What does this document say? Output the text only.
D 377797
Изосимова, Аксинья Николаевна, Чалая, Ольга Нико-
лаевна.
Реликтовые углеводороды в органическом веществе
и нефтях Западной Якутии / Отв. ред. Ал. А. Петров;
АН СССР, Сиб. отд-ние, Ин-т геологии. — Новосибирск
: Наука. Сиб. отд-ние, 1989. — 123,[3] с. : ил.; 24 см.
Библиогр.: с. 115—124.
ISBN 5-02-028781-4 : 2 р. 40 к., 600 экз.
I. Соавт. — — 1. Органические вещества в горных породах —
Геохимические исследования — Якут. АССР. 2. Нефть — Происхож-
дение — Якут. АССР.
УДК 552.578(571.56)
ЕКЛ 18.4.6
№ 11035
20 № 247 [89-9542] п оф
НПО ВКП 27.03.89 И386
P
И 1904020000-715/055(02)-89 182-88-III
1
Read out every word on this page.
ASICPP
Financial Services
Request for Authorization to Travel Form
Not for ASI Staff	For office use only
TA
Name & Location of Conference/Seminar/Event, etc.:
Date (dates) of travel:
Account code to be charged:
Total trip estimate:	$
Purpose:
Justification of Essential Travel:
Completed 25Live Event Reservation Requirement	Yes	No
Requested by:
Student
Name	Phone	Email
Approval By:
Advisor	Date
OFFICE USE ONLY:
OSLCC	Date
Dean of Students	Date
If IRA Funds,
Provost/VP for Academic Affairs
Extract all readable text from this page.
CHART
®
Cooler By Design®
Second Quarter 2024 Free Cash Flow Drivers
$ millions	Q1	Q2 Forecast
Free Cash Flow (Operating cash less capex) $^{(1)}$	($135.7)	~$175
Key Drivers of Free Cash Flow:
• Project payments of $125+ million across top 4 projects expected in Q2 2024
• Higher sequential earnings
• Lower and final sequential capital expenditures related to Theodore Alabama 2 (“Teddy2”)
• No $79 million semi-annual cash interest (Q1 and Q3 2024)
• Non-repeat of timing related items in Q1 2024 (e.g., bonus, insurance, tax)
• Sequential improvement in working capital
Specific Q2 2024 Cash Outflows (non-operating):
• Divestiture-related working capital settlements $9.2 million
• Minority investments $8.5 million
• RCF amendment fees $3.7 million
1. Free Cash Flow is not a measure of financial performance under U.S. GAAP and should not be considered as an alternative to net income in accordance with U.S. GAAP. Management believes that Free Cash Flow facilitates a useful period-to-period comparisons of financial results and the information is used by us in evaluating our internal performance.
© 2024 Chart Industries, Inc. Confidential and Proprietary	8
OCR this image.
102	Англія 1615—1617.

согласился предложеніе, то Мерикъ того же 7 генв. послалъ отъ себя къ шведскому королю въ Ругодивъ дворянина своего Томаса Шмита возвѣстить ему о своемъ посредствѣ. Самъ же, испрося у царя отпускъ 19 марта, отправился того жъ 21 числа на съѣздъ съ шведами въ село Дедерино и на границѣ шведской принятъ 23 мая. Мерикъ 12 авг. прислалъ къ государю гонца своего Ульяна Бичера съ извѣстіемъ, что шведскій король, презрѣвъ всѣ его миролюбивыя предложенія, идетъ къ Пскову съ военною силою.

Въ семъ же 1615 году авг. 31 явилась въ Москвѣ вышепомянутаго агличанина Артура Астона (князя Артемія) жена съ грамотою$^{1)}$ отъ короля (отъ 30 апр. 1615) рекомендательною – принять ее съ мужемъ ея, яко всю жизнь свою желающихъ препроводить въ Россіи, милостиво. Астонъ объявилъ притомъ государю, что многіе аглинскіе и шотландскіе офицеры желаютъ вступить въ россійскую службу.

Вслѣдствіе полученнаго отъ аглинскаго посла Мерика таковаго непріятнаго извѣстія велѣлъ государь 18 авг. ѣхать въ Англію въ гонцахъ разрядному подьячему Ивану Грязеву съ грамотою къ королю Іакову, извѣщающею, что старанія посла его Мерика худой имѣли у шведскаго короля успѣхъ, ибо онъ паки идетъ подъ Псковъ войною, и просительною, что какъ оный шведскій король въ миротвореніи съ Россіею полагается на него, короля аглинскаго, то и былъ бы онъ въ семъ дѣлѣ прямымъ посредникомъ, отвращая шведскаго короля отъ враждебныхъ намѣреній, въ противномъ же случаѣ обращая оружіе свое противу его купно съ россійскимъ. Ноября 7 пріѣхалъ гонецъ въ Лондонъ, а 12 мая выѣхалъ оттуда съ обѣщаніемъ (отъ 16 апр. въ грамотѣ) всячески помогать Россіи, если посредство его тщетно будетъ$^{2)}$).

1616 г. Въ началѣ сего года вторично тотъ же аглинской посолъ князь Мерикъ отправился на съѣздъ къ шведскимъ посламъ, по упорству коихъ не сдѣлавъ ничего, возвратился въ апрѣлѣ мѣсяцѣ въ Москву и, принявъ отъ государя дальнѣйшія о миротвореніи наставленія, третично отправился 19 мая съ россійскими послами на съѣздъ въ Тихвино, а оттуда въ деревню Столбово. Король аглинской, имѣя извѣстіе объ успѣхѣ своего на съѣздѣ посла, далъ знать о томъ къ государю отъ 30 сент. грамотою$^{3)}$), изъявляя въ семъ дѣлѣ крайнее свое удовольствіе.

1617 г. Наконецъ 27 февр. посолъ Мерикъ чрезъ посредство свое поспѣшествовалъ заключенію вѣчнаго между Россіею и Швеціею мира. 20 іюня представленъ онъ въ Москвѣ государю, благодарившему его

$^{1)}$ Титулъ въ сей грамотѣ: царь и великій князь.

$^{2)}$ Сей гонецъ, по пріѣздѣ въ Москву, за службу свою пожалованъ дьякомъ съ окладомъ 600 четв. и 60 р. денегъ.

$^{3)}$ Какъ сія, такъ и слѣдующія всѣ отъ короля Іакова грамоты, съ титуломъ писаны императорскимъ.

**WHAT THE EXERCISE ASKS**
The records above must be output exactly, in full.

**RESPONSE**
What does this document say? Output the text only.
D 377797
Изосимова, Аксинья Николаевна, Чалая, Ольга Нико-
лаевна.
Реликтовые углеводороды в органическом веществе
и нефтях Западной Якутии / Отв. ред. Ал. А. Петров;
АН СССР, Сиб. отд-ние, Ин-т геологии. — Новосибирск
: Наука. Сиб. отд-ние, 1989. — 123,[3] с. : ил.; 24 см.
Библиогр.: с. 115—124.
ISBN 5-02-028781-4 : 2 р. 40 к., 600 экз.
I. Соавт. — — 1. Органические вещества в горных породах —
Геохимические исследования — Якут. АССР. 2. Нефть — Происхож-
дение — Якут. АССР.
УДК 552.578(571.56)
ЕКЛ 18.4.6
№ 11035
20 № 247 [89-9542] п оф
НПО ВКП 27.03.89 И386
P
И 1904020000-715/055(02)-89 182-88-III
1
Read out every word on this page.
ASICPP
Financial Services
Request for Authorization to Travel Form
Not for ASI Staff	For office use only
TA
Name & Location of Conference/Seminar/Event, etc.:
Date (dates) of travel:
Account code to be charged:
Total trip estimate:	$
Purpose:
Justification of Essential Travel:
Completed 25Live Event Reservation Requirement	Yes	No
Requested by:
Student
Name	Phone	Email
Approval By:
Advisor	Date
OFFICE USE ONLY:
OSLCC	Date
Dean of Students	Date
If IRA Funds,
Provost/VP for Academic Affairs
Extract all readable text from this page.
CHART
®
Cooler By Design®
Second Quarter 2024 Free Cash Flow Drivers
$ millions	Q1	Q2 Forecast
Free Cash Flow (Operating cash less capex) $^{(1)}$	($135.7)	~$175
Key Drivers of Free Cash Flow:
• Project payments of $125+ million across top 4 projects expected in Q2 2024
• Higher sequential earnings
• Lower and final sequential capital expenditures related to Theodore Alabama 2 (“Teddy2”)
• No $79 million semi-annual cash interest (Q1 and Q3 2024)
• Non-repeat of timing related items in Q1 2024 (e.g., bonus, insurance, tax)
• Sequential improvement in working capital
Specific Q2 2024 Cash Outflows (non-operating):
• Divestiture-related working capital settlements $9.2 million
• Minority investments $8.5 million
• RCF amendment fees $3.7 million
1. Free Cash Flow is not a measure of financial performance under U.S. GAAP and should not be considered as an alternative to net income in accordance with U.S. GAAP. Management believes that Free Cash Flow facilitates a useful period-to-period comparisons of financial results and the information is used by us in evaluating our internal performance.
© 2024 Chart Industries, Inc. Confidential and Proprietary	8
OCR this image.
102	Англія 1615—1617.

согласился предложеніе, то Мерикъ того же 7 генв. послалъ отъ себя къ шведскому королю въ Ругодивъ дворянина своего Томаса Шмита возвѣстить ему о своемъ посредствѣ. Самъ же, испрося у царя отпускъ 19 марта, отправился того жъ 21 числа на съѣздъ съ шведами въ село Дедерино и на границѣ шведской принятъ 23 мая. Мерикъ 12 авг. прислалъ къ государю гонца своего Ульяна Бичера съ извѣстіемъ, что шведскій король, презрѣвъ всѣ его миролюбивыя предложенія, идетъ къ Пскову съ военною силою.

Въ семъ же 1615 году авг. 31 явилась въ Москвѣ вышепомянутаго агличанина Артура Астона (князя Артемія) жена съ грамотою$^{1)}$ отъ короля (отъ 30 апр. 1615) рекомендательною – принять ее съ мужемъ ея, яко всю жизнь свою желающихъ препроводить въ Россіи, милостиво. Астонъ объявилъ притомъ государю, что многіе аглинскіе и шотландскіе офицеры желаютъ вступить въ россійскую службу.

Вслѣдствіе полученнаго отъ аглинскаго посла Мерика таковаго непріятнаго извѣстія велѣлъ государь 18 авг. ѣхать въ Англію въ гонцахъ разрядному подьячему Ивану Грязеву съ грамотою къ королю Іакову, извѣщающею, что старанія посла его Мерика худой имѣли у шведскаго короля успѣхъ, ибо онъ паки идетъ подъ Псковъ войною, и просительною, что какъ оный шведскій король въ миротвореніи съ Россіею полагается на него, короля аглинскаго, то и былъ бы онъ въ семъ дѣлѣ прямымъ посредникомъ, отвращая шведскаго короля отъ враждебныхъ намѣреній, въ противномъ же случаѣ обращая оружіе свое противу его купно съ россійскимъ. Ноября 7 пріѣхалъ гонецъ въ Лондонъ, а 12 мая выѣхалъ оттуда съ обѣщаніемъ (отъ 16 апр. въ грамотѣ) всячески помогать Россіи, если посредство его тщетно будетъ$^{2)}$).

1616 г. Въ началѣ сего года вторично тотъ же аглинской посолъ князь Мерикъ отправился на съѣздъ къ шведскимъ посламъ, по упорству коихъ не сдѣлавъ ничего, возвратился въ апрѣлѣ мѣсяцѣ въ Москву и, принявъ отъ государя дальнѣйшія о миротвореніи наставленія, третично отправился 19 мая съ россійскими послами на съѣздъ въ Тихвино, а оттуда въ деревню Столбово. Король аглинской, имѣя извѣстіе объ успѣхѣ своего на съѣздѣ посла, далъ знать о томъ къ государю отъ 30 сент. грамотою$^{3)}$), изъявляя въ семъ дѣлѣ крайнее свое удовольствіе.

1617 г. Наконецъ 27 февр. посолъ Мерикъ чрезъ посредство свое поспѣшествовалъ заключенію вѣчнаго между Россіею и Швеціею мира. 20 іюня представленъ онъ въ Москвѣ государю, благодарившему его

$^{1)}$ Титулъ въ сей грамотѣ: царь и великій князь.

$^{2)}$ Сей гонецъ, по пріѣздѣ въ Москву, за службу свою пожалованъ дьякомъ съ окладомъ 600 четв. и 60 р. денегъ.

$^{3)}$ Какъ сія, такъ и слѣдующія всѣ отъ короля Іакова грамоты, съ титуломъ писаны императорскимъ.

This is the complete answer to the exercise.